▶ **Task data**
━━━━━━

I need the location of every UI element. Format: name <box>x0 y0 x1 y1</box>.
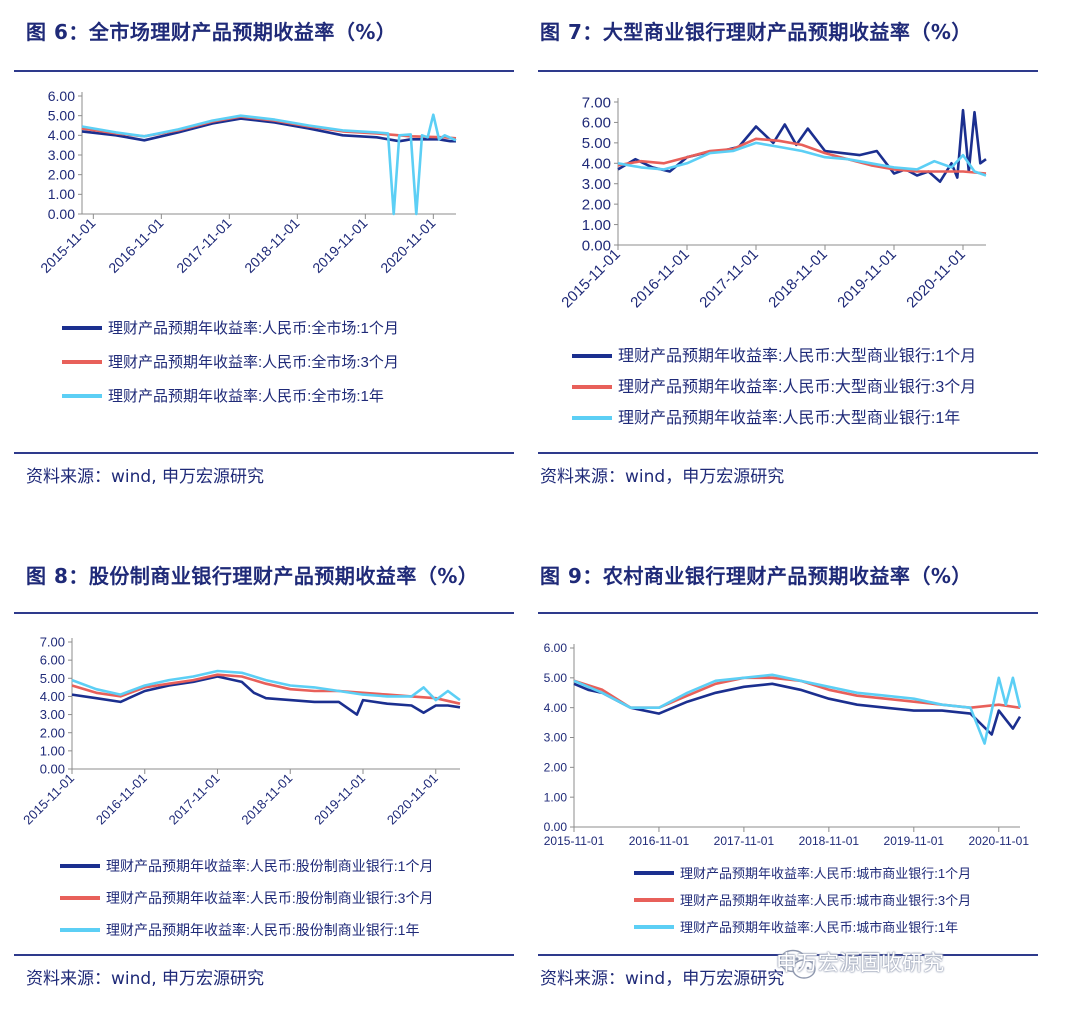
legend-label: 理财产品预期年收益率:人民币:大型商业银行:1年 <box>618 409 960 427</box>
y-tick-label: 4.00 <box>582 156 611 173</box>
x-tick-label: 2018-11-01 <box>241 215 302 276</box>
x-tick-label: 2017-11-01 <box>696 246 761 311</box>
y-tick-label: 0.00 <box>544 820 568 834</box>
legend-label: 理财产品预期年收益率:人民币:城市商业银行:1年 <box>680 920 958 935</box>
source-note: 资料来源：wind, 申万宏源研究 <box>26 467 264 487</box>
figure-title: 图 7：大型商业银行理财产品预期收益率（%） <box>540 20 972 44</box>
y-tick-label: 3.00 <box>40 707 65 722</box>
legend-label: 理财产品预期年收益率:人民币:股份制商业银行:1年 <box>106 922 419 938</box>
legend-label: 理财产品预期年收益率:人民币:股份制商业银行:3个月 <box>106 890 433 906</box>
series-line-1 <box>71 675 461 716</box>
x-tick-label: 2015-11-01 <box>37 215 98 276</box>
x-tick-label: 2020-11-01 <box>969 834 1030 848</box>
y-tick-label: 2.00 <box>48 167 75 183</box>
x-tick-label: 2016-11-01 <box>627 246 692 311</box>
source-divider <box>14 954 514 956</box>
legend-label: 理财产品预期年收益率:人民币:股份制商业银行:1个月 <box>106 858 433 874</box>
x-tick-label: 2019-11-01 <box>311 771 368 828</box>
y-tick-label: 1.00 <box>40 743 65 758</box>
y-tick-label: 4.00 <box>40 689 65 704</box>
x-tick-label: 2020-11-01 <box>903 246 968 311</box>
source-note: 资料来源：wind，申万宏源研究 <box>540 969 785 989</box>
y-tick-label: 4.00 <box>48 127 75 143</box>
title-divider <box>538 612 1038 614</box>
y-tick-label: 6.00 <box>48 88 75 104</box>
x-tick-label: 2015-11-01 <box>20 771 77 828</box>
y-tick-label: 6.00 <box>582 115 611 132</box>
x-tick-label: 2016-11-01 <box>93 771 150 828</box>
source-divider <box>14 452 514 454</box>
x-tick-label: 2016-11-01 <box>629 834 690 848</box>
y-tick-label: 7.00 <box>40 635 65 650</box>
y-tick-label: 2.00 <box>544 761 568 775</box>
title-divider <box>14 612 514 614</box>
y-tick-label: 2.00 <box>582 196 611 213</box>
y-tick-label: 5.00 <box>40 671 65 686</box>
figure-title: 图 6：全市场理财产品预期收益率（%） <box>26 20 397 44</box>
y-tick-label: 3.00 <box>48 147 75 163</box>
x-tick-label: 2016-11-01 <box>105 215 166 276</box>
y-tick-label: 0.00 <box>40 762 65 777</box>
source-divider <box>538 452 1038 454</box>
y-tick-label: 7.00 <box>582 94 611 111</box>
x-tick-label: 2017-11-01 <box>714 834 775 848</box>
title-divider <box>538 70 1038 72</box>
y-tick-label: 3.00 <box>582 176 611 193</box>
x-tick-label: 2018-11-01 <box>799 834 860 848</box>
x-tick-label: 2019-11-01 <box>834 246 899 311</box>
series-line-3 <box>71 669 461 702</box>
y-tick-label: 1.00 <box>582 217 611 234</box>
watermark: 申万宏源固收研究 <box>776 951 944 975</box>
y-tick-label: 6.00 <box>40 653 65 668</box>
line-chart: 0.00 1.00 2.00 3.00 4.00 5.00 6.00 2015-11-01 20… <box>544 641 1030 935</box>
y-tick-label: 4.00 <box>544 701 568 715</box>
x-tick-label: 2020-11-01 <box>377 215 438 276</box>
series-line-1 <box>573 682 1022 736</box>
legend-label: 理财产品预期年收益率:人民币:大型商业银行:3个月 <box>618 378 976 396</box>
series-line-2 <box>617 137 987 175</box>
y-tick-label: 5.00 <box>48 108 75 124</box>
series-line-1 <box>81 117 456 143</box>
figure-title: 图 8：股份制商业银行理财产品预期收益率（%） <box>26 564 479 588</box>
legend-label: 理财产品预期年收益率:人民币:城市商业银行:3个月 <box>680 893 971 908</box>
title-divider <box>14 70 514 72</box>
legend-label: 理财产品预期年收益率:人民币:城市商业银行:1个月 <box>680 866 971 881</box>
line-chart: 0.00 1.00 2.00 3.00 4.00 5.00 6.00 7.00 2015-11-… <box>558 94 987 427</box>
y-tick-label: 1.00 <box>48 186 75 202</box>
y-tick-label: 6.00 <box>544 641 568 655</box>
x-tick-label: 2017-11-01 <box>166 771 223 828</box>
legend-label: 理财产品预期年收益率:人民币:全市场:1年 <box>108 387 384 405</box>
x-tick-label: 2015-11-01 <box>544 834 605 848</box>
y-tick-label: 1.00 <box>544 790 568 804</box>
x-tick-label: 2020-11-01 <box>384 771 441 828</box>
x-tick-label: 2015-11-01 <box>558 246 623 311</box>
source-note: 资料来源：wind，申万宏源研究 <box>540 467 785 487</box>
y-tick-label: 0.00 <box>582 237 611 254</box>
x-tick-label: 2019-11-01 <box>884 834 945 848</box>
source-note: 资料来源：wind, 申万宏源研究 <box>26 969 264 989</box>
legend-label: 理财产品预期年收益率:人民币:全市场:1个月 <box>108 319 399 337</box>
x-tick-label: 2017-11-01 <box>173 215 234 276</box>
series-line-2 <box>573 676 1021 709</box>
line-chart: 0.00 1.00 2.00 3.00 4.00 5.00 6.00 7.00 2015-11-… <box>20 635 461 938</box>
series-line-3 <box>81 113 457 216</box>
y-tick-label: 5.00 <box>582 135 611 152</box>
series-line-3 <box>617 141 987 177</box>
legend-label: 理财产品预期年收益率:人民币:大型商业银行:1个月 <box>618 347 976 365</box>
legend-label: 理财产品预期年收益率:人民币:全市场:3个月 <box>108 353 399 371</box>
x-tick-label: 2018-11-01 <box>238 771 295 828</box>
wechat-icon <box>779 949 816 979</box>
y-tick-label: 0.00 <box>48 206 75 222</box>
y-tick-label: 3.00 <box>544 731 568 745</box>
x-tick-label: 2018-11-01 <box>765 246 830 311</box>
series-line-3 <box>573 673 1022 745</box>
y-tick-label: 5.00 <box>544 671 568 685</box>
y-tick-label: 2.00 <box>40 725 65 740</box>
figure-title: 图 9：农村商业银行理财产品预期收益率（%） <box>540 564 972 588</box>
x-tick-label: 2019-11-01 <box>309 215 370 276</box>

━━━━━━

▶ **Exercise description**
Copy out every line of the records shown above word for word, leaving out the pictures.

▶ **Finished task**
I need the location of every UI element. Format: name <box>x0 y0 x1 y1</box>.
legend-label: 理财产品预期年收益率:人民币:大型商业银行:1年 <box>618 409 960 427</box>
y-tick-label: 4.00 <box>582 156 611 173</box>
x-tick-label: 2018-11-01 <box>241 215 302 276</box>
x-tick-label: 2017-11-01 <box>696 246 761 311</box>
y-tick-label: 0.00 <box>544 820 568 834</box>
legend-label: 理财产品预期年收益率:人民币:城市商业银行:1年 <box>680 920 958 935</box>
source-note: 资料来源：wind, 申万宏源研究 <box>26 467 264 487</box>
figure-title: 图 7：大型商业银行理财产品预期收益率（%） <box>540 20 972 44</box>
y-tick-label: 3.00 <box>40 707 65 722</box>
legend-label: 理财产品预期年收益率:人民币:股份制商业银行:1年 <box>106 922 419 938</box>
legend-label: 理财产品预期年收益率:人民币:股份制商业银行:3个月 <box>106 890 433 906</box>
series-line-1 <box>71 675 461 716</box>
x-tick-label: 2015-11-01 <box>37 215 98 276</box>
x-tick-label: 2020-11-01 <box>969 834 1030 848</box>
y-tick-label: 2.00 <box>48 167 75 183</box>
x-tick-label: 2016-11-01 <box>627 246 692 311</box>
source-divider <box>14 954 514 956</box>
legend-label: 理财产品预期年收益率:人民币:股份制商业银行:1个月 <box>106 858 433 874</box>
x-tick-label: 2019-11-01 <box>311 771 368 828</box>
y-tick-label: 1.00 <box>40 743 65 758</box>
y-tick-label: 4.00 <box>40 689 65 704</box>
x-tick-label: 2020-11-01 <box>903 246 968 311</box>
source-note: 资料来源：wind，申万宏源研究 <box>540 969 785 989</box>
y-tick-label: 4.00 <box>48 127 75 143</box>
title-divider <box>538 612 1038 614</box>
y-tick-label: 6.00 <box>48 88 75 104</box>
x-tick-label: 2015-11-01 <box>20 771 77 828</box>
y-tick-label: 6.00 <box>582 115 611 132</box>
x-tick-label: 2016-11-01 <box>93 771 150 828</box>
source-divider <box>14 452 514 454</box>
x-tick-label: 2016-11-01 <box>629 834 690 848</box>
y-tick-label: 7.00 <box>40 635 65 650</box>
y-tick-label: 2.00 <box>544 761 568 775</box>
title-divider <box>14 612 514 614</box>
y-tick-label: 2.00 <box>582 196 611 213</box>
y-tick-label: 5.00 <box>40 671 65 686</box>
figure-title: 图 6：全市场理财产品预期收益率（%） <box>26 20 397 44</box>
y-tick-label: 3.00 <box>48 147 75 163</box>
x-tick-label: 2016-11-01 <box>105 215 166 276</box>
y-tick-label: 0.00 <box>40 762 65 777</box>
source-divider <box>538 452 1038 454</box>
y-tick-label: 7.00 <box>582 94 611 111</box>
x-tick-label: 2017-11-01 <box>714 834 775 848</box>
title-divider <box>538 70 1038 72</box>
y-tick-label: 3.00 <box>582 176 611 193</box>
x-tick-label: 2018-11-01 <box>799 834 860 848</box>
x-tick-label: 2019-11-01 <box>834 246 899 311</box>
series-line-3 <box>71 669 461 702</box>
y-tick-label: 1.00 <box>582 217 611 234</box>
watermark: 申万宏源固收研究 <box>776 951 944 975</box>
y-tick-label: 6.00 <box>40 653 65 668</box>
line-chart: 0.00 1.00 2.00 3.00 4.00 5.00 6.00 2015-11-01 20… <box>544 641 1030 935</box>
y-tick-label: 4.00 <box>544 701 568 715</box>
x-tick-label: 2020-11-01 <box>377 215 438 276</box>
series-line-1 <box>573 682 1022 736</box>
legend-label: 理财产品预期年收益率:人民币:大型商业银行:3个月 <box>618 378 976 396</box>
series-line-2 <box>617 137 987 175</box>
y-tick-label: 5.00 <box>48 108 75 124</box>
series-line-1 <box>81 117 456 143</box>
figure-title: 图 8：股份制商业银行理财产品预期收益率（%） <box>26 564 479 588</box>
legend-label: 理财产品预期年收益率:人民币:城市商业银行:3个月 <box>680 893 971 908</box>
title-divider <box>14 70 514 72</box>
legend-label: 理财产品预期年收益率:人民币:城市商业银行:1个月 <box>680 866 971 881</box>
line-chart: 0.00 1.00 2.00 3.00 4.00 5.00 6.00 7.00 2015-11-… <box>558 94 987 427</box>
y-tick-label: 1.00 <box>48 186 75 202</box>
y-tick-label: 6.00 <box>544 641 568 655</box>
x-tick-label: 2017-11-01 <box>166 771 223 828</box>
legend-label: 理财产品预期年收益率:人民币:全市场:1年 <box>108 387 384 405</box>
x-tick-label: 2015-11-01 <box>544 834 605 848</box>
y-tick-label: 1.00 <box>544 790 568 804</box>
x-tick-label: 2020-11-01 <box>384 771 441 828</box>
x-tick-label: 2015-11-01 <box>558 246 623 311</box>
source-note: 资料来源：wind，申万宏源研究 <box>540 467 785 487</box>
y-tick-label: 0.00 <box>582 237 611 254</box>
x-tick-label: 2019-11-01 <box>884 834 945 848</box>
source-note: 资料来源：wind, 申万宏源研究 <box>26 969 264 989</box>
legend-label: 理财产品预期年收益率:人民币:全市场:1个月 <box>108 319 399 337</box>
x-tick-label: 2017-11-01 <box>173 215 234 276</box>
series-line-2 <box>573 676 1021 709</box>
line-chart: 0.00 1.00 2.00 3.00 4.00 5.00 6.00 7.00 2015-11-… <box>20 635 461 938</box>
series-line-3 <box>81 113 457 216</box>
y-tick-label: 5.00 <box>582 135 611 152</box>
series-line-3 <box>617 141 987 177</box>
legend-label: 理财产品预期年收益率:人民币:大型商业银行:1个月 <box>618 347 976 365</box>
legend-label: 理财产品预期年收益率:人民币:全市场:3个月 <box>108 353 399 371</box>
x-tick-label: 2018-11-01 <box>238 771 295 828</box>
wechat-icon <box>779 949 816 979</box>
y-tick-label: 0.00 <box>48 206 75 222</box>
y-tick-label: 3.00 <box>544 731 568 745</box>
x-tick-label: 2018-11-01 <box>765 246 830 311</box>
series-line-3 <box>573 673 1022 745</box>
y-tick-label: 5.00 <box>544 671 568 685</box>
y-tick-label: 2.00 <box>40 725 65 740</box>
figure-title: 图 9：农村商业银行理财产品预期收益率（%） <box>540 564 972 588</box>
x-tick-label: 2019-11-01 <box>309 215 370 276</box>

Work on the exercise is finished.